Description of the task:
Tally the lines that hold the string "здраво", and reply with the count alone.
# Task material start
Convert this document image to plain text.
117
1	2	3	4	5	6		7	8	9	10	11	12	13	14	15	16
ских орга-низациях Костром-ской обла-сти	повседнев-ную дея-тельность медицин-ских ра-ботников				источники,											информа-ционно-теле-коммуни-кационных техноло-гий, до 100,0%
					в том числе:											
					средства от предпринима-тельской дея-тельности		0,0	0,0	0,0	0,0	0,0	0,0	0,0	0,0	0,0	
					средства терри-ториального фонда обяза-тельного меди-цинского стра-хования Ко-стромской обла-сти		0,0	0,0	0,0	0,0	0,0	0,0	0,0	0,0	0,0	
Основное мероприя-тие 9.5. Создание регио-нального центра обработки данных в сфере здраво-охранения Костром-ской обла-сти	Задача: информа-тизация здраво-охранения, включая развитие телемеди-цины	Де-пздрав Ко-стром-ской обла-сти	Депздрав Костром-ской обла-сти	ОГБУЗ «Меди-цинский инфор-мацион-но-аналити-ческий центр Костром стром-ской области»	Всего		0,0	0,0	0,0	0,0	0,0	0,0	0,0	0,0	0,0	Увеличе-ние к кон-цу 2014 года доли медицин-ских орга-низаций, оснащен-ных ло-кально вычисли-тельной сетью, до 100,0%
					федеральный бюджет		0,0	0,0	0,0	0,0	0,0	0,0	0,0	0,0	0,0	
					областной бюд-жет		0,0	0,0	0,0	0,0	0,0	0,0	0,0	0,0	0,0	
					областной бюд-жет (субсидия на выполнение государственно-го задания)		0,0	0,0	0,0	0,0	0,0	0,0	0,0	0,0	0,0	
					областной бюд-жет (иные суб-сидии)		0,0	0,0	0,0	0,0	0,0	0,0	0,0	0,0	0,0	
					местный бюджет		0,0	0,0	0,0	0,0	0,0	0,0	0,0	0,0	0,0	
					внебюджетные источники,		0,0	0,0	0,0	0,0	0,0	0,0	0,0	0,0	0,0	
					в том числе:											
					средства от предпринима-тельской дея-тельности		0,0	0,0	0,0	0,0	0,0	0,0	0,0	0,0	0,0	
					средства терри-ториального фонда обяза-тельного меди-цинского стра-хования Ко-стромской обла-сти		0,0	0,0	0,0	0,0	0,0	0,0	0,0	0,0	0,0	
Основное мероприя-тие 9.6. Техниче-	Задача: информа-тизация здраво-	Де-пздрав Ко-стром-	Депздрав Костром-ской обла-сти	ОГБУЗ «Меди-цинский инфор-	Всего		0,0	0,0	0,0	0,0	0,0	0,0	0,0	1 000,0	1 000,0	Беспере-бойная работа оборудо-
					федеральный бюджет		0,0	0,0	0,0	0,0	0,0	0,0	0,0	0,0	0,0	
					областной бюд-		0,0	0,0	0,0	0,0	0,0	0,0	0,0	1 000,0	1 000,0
# Task material end
Final answer:
2